▶ [Exercise requirements]:
Report every line of the listing below in which the string "hours" occurs.
** Data provided follows **
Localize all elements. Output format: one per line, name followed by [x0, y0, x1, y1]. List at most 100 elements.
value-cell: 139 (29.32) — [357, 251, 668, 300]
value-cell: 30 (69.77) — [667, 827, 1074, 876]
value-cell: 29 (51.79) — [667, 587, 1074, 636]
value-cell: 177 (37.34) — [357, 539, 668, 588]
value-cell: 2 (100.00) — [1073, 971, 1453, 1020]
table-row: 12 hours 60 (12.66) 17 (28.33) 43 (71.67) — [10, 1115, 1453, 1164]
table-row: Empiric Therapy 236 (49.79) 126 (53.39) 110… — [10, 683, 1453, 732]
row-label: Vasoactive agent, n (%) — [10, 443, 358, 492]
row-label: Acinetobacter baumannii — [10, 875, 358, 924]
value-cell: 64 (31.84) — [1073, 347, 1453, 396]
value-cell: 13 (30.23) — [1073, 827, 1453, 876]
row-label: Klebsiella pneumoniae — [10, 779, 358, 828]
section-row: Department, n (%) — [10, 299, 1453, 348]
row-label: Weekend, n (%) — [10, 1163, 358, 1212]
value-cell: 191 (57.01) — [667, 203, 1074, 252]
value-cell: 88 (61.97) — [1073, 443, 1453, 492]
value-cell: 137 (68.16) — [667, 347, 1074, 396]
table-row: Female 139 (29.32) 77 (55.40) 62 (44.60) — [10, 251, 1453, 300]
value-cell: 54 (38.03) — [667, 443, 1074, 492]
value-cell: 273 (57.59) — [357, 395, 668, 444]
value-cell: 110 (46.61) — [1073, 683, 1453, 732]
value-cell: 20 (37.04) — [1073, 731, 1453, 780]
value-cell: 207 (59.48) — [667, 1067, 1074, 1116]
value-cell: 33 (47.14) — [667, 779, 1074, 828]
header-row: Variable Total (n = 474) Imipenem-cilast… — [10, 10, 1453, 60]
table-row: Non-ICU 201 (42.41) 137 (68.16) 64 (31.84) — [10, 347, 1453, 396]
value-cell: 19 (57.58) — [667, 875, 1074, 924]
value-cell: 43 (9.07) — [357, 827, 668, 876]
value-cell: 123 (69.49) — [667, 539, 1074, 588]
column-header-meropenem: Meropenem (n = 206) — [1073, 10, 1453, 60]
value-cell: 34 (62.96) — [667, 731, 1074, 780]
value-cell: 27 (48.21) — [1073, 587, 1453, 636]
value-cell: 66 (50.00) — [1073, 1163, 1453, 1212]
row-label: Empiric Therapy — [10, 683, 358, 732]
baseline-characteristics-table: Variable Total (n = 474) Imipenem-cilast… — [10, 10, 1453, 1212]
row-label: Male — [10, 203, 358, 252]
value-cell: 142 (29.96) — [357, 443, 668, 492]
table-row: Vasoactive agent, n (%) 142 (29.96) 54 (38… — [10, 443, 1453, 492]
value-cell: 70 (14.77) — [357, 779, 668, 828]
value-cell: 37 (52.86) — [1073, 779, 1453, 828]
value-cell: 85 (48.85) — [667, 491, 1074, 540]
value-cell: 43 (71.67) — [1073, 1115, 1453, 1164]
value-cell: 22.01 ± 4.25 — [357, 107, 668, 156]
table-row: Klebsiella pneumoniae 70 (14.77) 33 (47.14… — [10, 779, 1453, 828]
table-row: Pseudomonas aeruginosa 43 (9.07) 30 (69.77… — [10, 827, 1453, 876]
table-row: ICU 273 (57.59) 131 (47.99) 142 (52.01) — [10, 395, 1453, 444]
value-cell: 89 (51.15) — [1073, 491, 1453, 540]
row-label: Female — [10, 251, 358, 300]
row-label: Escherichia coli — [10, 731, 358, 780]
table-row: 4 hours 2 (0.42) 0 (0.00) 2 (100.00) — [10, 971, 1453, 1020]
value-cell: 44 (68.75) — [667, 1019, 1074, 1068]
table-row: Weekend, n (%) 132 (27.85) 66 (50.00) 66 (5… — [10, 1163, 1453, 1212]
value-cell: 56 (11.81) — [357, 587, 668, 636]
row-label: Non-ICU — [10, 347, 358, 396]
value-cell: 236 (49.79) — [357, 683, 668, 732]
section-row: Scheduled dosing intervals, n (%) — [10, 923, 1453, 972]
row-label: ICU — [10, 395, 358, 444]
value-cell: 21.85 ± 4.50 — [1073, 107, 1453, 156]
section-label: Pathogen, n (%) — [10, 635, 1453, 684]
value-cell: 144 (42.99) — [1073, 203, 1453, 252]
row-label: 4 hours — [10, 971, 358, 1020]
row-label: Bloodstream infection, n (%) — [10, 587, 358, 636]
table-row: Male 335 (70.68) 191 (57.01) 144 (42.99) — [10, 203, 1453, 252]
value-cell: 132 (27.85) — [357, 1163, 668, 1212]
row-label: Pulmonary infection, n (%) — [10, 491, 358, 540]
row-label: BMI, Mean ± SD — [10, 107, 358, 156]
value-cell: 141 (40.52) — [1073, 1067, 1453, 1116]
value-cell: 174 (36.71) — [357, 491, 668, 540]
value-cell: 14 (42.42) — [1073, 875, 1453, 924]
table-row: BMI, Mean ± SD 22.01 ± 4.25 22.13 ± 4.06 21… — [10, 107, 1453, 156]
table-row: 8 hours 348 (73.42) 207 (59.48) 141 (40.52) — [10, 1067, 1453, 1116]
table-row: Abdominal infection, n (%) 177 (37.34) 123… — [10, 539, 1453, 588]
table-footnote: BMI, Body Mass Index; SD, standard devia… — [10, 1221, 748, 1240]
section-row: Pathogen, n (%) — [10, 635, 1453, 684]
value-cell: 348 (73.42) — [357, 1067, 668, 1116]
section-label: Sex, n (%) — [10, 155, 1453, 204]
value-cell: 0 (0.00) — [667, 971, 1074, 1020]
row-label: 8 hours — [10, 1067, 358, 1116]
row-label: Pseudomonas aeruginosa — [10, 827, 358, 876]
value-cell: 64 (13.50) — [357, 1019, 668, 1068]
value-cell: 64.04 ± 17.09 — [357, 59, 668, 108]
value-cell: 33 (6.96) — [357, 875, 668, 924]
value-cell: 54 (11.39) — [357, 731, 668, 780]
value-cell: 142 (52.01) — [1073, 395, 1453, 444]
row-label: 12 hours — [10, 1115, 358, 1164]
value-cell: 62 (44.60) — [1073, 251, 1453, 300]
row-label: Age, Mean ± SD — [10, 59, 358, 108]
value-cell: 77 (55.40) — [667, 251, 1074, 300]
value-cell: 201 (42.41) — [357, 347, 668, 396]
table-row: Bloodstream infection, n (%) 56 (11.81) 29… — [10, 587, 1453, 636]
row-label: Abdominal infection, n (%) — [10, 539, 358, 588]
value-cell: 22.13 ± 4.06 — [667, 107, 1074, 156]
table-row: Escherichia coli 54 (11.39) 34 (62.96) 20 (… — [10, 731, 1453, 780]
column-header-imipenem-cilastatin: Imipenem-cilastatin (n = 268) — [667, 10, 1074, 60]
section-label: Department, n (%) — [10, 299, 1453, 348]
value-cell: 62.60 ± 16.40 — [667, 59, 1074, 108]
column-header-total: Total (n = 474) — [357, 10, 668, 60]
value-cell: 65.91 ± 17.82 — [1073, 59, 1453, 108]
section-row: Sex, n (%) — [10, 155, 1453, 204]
** End of Data provided **
▶ [Solved exercise]:
table-row: 12 hours 60 (12.66) 17 (28.33) 43 (71.67) — [10, 1115, 1453, 1164]
table-row: 4 hours 2 (0.42) 0 (0.00) 2 (100.00) — [10, 971, 1453, 1020]
row-label: 4 hours — [10, 971, 358, 1020]
table-row: 8 hours 348 (73.42) 207 (59.48) 141 (40.52) — [10, 1067, 1453, 1116]
row-label: 8 hours — [10, 1067, 358, 1116]
row-label: 12 hours — [10, 1115, 358, 1164]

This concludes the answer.